** Given problem **
Omit the images, then print each record below exactly as it reads.

** Data listing **
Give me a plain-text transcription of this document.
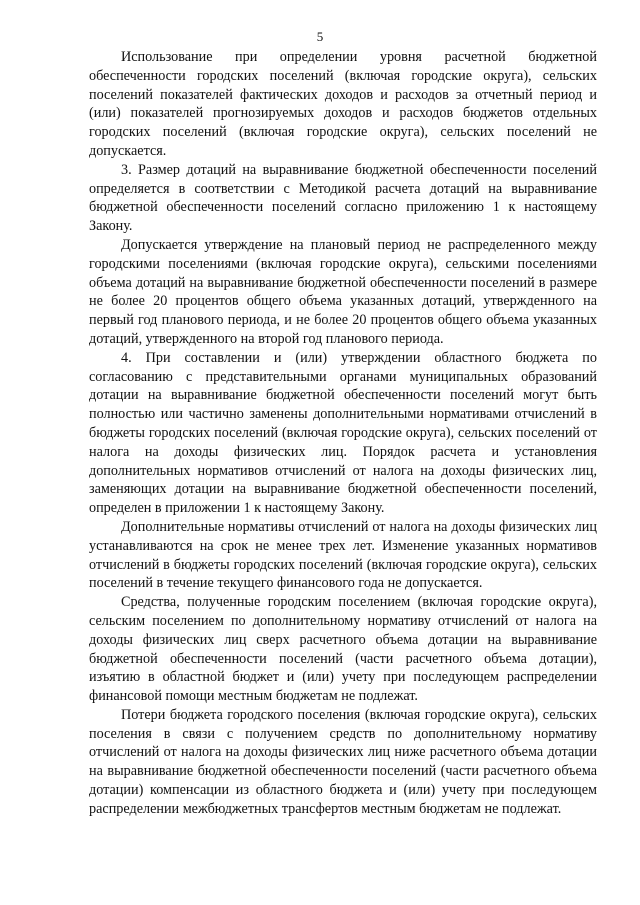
5

Использование при определении уровня расчетной бюджетной обеспеченности городских поселений (включая городские округа), сельских поселений показателей фактических доходов и расходов за отчетный период и (или) показателей прогнозируемых доходов и расходов бюджетов отдельных городских поселений (включая городские округа), сельских поселений не допускается.

3. Размер дотаций на выравнивание бюджетной обеспеченности поселений определяется в соответствии с Методикой расчета дотаций на выравнивание бюджетной обеспеченности поселений согласно приложению 1 к настоящему Закону.

Допускается утверждение на плановый период не распределенного между городскими поселениями (включая городские округа), сельскими поселениями объема дотаций на выравнивание бюджетной обеспеченности поселений в размере не более 20 процентов общего объема указанных дотаций, утвержденного на первый год планового периода, и не более 20 процентов общего объема указанных дотаций, утвержденного на второй год планового периода.

4. При составлении и (или) утверждении областного бюджета по согласованию с представительными органами муниципальных образований дотации на выравнивание бюджетной обеспеченности поселений могут быть полностью или частично заменены дополнительными нормативами отчислений в бюджеты городских поселений (включая городские округа), сельских поселений от налога на доходы физических лиц. Порядок расчета и установления дополнительных нормативов отчислений от налога на доходы физических лиц, заменяющих дотации на выравнивание бюджетной обеспеченности поселений, определен в приложении 1 к настоящему Закону.

Дополнительные нормативы отчислений от налога на доходы физических лиц устанавливаются на срок не менее трех лет. Изменение указанных нормативов отчислений в бюджеты городских поселений (включая городские округа), сельских поселений в течение текущего финансового года не допускается.

Средства, полученные городским поселением (включая городские округа), сельским поселением по дополнительному нормативу отчислений от налога на доходы физических лиц сверх расчетного объема дотации на выравнивание бюджетной обеспеченности поселений (части расчетного объема дотации), изъятию в областной бюджет и (или) учету при последующем распределении финансовой помощи местным бюджетам не подлежат.

Потери бюджета городского поселения (включая городские округа), сельских поселения в связи с получением средств по дополнительному нормативу отчислений от налога на доходы физических лиц ниже расчетного объема дотации на выравнивание бюджетной обеспеченности поселений (части расчетного объема дотации) компенсации из областного бюджета и (или) учету при последующем распределении межбюджетных трансфертов местным бюджетам не подлежат.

** Complete answer **
Give me a plain-text transcription of this document.
5

Использование при определении уровня расчетной бюджетной обеспеченности городских поселений (включая городские округа), сельских поселений показателей фактических доходов и расходов за отчетный период и (или) показателей прогнозируемых доходов и расходов бюджетов отдельных городских поселений (включая городские округа), сельских поселений не допускается.

3. Размер дотаций на выравнивание бюджетной обеспеченности поселений определяется в соответствии с Методикой расчета дотаций на выравнивание бюджетной обеспеченности поселений согласно приложению 1 к настоящему Закону.

Допускается утверждение на плановый период не распределенного между городскими поселениями (включая городские округа), сельскими поселениями объема дотаций на выравнивание бюджетной обеспеченности поселений в размере не более 20 процентов общего объема указанных дотаций, утвержденного на первый год планового периода, и не более 20 процентов общего объема указанных дотаций, утвержденного на второй год планового периода.

4. При составлении и (или) утверждении областного бюджета по согласованию с представительными органами муниципальных образований дотации на выравнивание бюджетной обеспеченности поселений могут быть полностью или частично заменены дополнительными нормативами отчислений в бюджеты городских поселений (включая городские округа), сельских поселений от налога на доходы физических лиц. Порядок расчета и установления дополнительных нормативов отчислений от налога на доходы физических лиц, заменяющих дотации на выравнивание бюджетной обеспеченности поселений, определен в приложении 1 к настоящему Закону.

Дополнительные нормативы отчислений от налога на доходы физических лиц устанавливаются на срок не менее трех лет. Изменение указанных нормативов отчислений в бюджеты городских поселений (включая городские округа), сельских поселений в течение текущего финансового года не допускается.

Средства, полученные городским поселением (включая городские округа), сельским поселением по дополнительному нормативу отчислений от налога на доходы физических лиц сверх расчетного объема дотации на выравнивание бюджетной обеспеченности поселений (части расчетного объема дотации), изъятию в областной бюджет и (или) учету при последующем распределении финансовой помощи местным бюджетам не подлежат.

Потери бюджета городского поселения (включая городские округа), сельских поселения в связи с получением средств по дополнительному нормативу отчислений от налога на доходы физических лиц ниже расчетного объема дотации на выравнивание бюджетной обеспеченности поселений (части расчетного объема дотации) компенсации из областного бюджета и (или) учету при последующем распределении межбюджетных трансфертов местным бюджетам не подлежат.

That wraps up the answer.